◆ Set problem ◆
Show every line that has the string "label" in it.

## begin

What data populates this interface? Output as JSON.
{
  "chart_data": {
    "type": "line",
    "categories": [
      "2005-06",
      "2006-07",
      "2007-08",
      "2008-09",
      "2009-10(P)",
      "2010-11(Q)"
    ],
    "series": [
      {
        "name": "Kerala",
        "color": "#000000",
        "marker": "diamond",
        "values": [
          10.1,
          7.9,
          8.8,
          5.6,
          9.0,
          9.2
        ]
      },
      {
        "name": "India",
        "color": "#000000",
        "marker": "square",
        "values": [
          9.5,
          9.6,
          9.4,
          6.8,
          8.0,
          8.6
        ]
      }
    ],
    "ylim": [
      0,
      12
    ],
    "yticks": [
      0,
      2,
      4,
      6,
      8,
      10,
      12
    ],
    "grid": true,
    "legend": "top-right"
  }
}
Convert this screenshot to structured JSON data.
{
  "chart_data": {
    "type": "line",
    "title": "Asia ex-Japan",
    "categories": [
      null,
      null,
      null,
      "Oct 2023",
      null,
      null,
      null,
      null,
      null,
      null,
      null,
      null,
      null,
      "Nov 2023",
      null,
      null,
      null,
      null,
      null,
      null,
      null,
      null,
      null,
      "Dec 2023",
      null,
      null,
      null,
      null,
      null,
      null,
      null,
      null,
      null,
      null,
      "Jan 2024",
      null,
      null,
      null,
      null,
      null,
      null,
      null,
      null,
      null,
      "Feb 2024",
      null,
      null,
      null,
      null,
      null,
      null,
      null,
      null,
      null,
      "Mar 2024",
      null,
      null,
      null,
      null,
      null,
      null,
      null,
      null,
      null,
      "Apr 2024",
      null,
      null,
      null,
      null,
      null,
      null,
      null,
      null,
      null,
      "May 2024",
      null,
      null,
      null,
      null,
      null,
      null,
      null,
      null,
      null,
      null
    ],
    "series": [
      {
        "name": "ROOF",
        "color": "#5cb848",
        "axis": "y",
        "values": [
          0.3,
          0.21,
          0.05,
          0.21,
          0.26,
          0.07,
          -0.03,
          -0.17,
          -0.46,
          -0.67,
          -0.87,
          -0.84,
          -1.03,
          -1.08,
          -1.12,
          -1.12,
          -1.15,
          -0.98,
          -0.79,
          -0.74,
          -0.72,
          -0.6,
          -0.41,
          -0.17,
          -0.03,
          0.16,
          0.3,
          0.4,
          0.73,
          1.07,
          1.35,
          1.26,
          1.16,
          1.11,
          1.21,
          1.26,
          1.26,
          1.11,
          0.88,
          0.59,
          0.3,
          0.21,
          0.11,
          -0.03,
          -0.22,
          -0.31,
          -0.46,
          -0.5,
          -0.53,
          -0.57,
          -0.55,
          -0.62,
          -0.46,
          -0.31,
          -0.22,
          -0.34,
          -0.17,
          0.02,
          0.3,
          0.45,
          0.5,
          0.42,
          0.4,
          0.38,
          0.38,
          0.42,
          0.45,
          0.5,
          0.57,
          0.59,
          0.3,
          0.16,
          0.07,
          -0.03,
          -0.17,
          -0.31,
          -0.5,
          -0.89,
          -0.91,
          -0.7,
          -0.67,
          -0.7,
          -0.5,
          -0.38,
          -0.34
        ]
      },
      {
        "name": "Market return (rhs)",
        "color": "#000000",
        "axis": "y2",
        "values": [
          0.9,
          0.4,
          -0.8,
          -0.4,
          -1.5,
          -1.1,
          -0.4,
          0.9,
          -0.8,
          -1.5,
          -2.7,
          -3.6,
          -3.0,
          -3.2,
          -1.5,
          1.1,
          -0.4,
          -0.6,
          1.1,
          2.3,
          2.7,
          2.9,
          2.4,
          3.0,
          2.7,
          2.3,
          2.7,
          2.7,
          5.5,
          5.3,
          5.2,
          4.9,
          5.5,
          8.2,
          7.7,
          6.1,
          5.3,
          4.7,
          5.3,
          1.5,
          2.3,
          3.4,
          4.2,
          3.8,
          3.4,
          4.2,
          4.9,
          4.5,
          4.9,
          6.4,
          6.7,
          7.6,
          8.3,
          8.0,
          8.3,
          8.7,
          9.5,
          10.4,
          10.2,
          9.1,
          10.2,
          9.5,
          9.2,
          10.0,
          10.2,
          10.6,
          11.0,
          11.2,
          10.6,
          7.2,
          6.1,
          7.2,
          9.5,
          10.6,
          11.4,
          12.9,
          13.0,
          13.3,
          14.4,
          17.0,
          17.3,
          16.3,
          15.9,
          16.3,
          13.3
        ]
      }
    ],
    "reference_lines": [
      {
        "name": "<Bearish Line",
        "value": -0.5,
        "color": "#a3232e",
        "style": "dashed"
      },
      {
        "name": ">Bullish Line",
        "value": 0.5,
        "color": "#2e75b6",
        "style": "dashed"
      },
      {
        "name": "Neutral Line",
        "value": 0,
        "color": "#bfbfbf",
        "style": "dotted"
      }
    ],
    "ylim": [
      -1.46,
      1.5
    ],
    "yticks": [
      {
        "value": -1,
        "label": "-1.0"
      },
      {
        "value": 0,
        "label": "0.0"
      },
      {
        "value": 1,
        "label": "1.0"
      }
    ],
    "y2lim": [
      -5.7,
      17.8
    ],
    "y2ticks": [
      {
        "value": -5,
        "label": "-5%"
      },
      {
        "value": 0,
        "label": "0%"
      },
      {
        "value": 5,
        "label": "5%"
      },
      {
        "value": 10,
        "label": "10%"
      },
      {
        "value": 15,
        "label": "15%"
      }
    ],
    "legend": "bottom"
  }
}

## end

◆ Full output ◆
        "label": "-1.0"
        "label": "0.0"
        "label": "1.0"
        "label": "-5%"
        "label": "0%"
        "label": "5%"
        "label": "10%"
        "label": "15%"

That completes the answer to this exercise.